Within this material, how many lines have the string "club" in them? The answer is a number, with nothing added.

Records shown
# # # # #

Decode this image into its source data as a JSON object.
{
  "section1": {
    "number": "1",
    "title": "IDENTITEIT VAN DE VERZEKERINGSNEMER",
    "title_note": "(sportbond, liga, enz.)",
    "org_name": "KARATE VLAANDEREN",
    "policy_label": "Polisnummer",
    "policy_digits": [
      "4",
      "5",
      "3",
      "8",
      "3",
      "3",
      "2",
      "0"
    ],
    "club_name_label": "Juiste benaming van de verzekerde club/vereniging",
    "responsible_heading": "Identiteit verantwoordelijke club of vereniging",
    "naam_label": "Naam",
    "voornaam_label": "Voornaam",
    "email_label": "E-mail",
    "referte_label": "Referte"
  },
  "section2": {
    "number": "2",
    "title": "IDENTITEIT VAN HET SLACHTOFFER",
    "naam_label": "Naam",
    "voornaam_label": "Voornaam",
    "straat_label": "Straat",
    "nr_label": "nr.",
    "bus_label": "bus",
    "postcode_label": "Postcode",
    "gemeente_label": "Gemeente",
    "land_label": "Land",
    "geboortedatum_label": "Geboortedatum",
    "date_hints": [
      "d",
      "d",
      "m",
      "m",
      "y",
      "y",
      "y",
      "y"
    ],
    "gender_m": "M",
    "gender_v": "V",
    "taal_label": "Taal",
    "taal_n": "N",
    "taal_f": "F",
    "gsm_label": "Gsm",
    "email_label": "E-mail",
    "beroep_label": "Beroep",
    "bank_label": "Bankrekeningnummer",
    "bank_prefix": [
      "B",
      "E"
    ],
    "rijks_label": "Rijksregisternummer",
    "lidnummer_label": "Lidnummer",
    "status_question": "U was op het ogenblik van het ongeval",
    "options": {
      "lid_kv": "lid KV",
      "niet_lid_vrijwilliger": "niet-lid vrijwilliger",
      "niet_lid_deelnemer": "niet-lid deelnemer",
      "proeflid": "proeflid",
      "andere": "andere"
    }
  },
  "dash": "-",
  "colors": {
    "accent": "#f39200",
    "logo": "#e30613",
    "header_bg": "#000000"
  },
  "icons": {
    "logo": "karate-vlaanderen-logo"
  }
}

# # # # #

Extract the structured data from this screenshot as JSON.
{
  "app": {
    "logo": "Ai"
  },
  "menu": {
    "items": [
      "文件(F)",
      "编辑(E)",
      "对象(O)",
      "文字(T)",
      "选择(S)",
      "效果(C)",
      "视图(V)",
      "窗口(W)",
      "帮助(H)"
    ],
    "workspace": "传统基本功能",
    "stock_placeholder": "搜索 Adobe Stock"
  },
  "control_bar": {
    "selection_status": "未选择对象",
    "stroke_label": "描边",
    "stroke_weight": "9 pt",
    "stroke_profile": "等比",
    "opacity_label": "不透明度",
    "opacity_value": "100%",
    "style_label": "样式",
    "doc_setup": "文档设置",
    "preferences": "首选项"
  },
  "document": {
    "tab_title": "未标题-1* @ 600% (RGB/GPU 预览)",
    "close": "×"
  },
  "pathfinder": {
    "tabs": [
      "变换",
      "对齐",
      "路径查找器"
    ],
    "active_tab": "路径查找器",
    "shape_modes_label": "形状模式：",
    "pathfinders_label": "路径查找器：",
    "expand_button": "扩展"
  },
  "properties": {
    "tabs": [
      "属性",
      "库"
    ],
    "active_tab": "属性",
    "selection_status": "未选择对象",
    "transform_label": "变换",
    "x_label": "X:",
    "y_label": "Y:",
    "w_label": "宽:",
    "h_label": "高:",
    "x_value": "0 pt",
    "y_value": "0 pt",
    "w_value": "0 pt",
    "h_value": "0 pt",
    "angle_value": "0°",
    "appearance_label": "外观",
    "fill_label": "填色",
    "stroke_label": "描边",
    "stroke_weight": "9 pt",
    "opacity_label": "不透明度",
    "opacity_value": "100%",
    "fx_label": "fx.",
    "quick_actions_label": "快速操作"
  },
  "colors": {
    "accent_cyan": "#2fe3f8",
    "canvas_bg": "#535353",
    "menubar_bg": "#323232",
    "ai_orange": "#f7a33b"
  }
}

# # # # #

Solution
2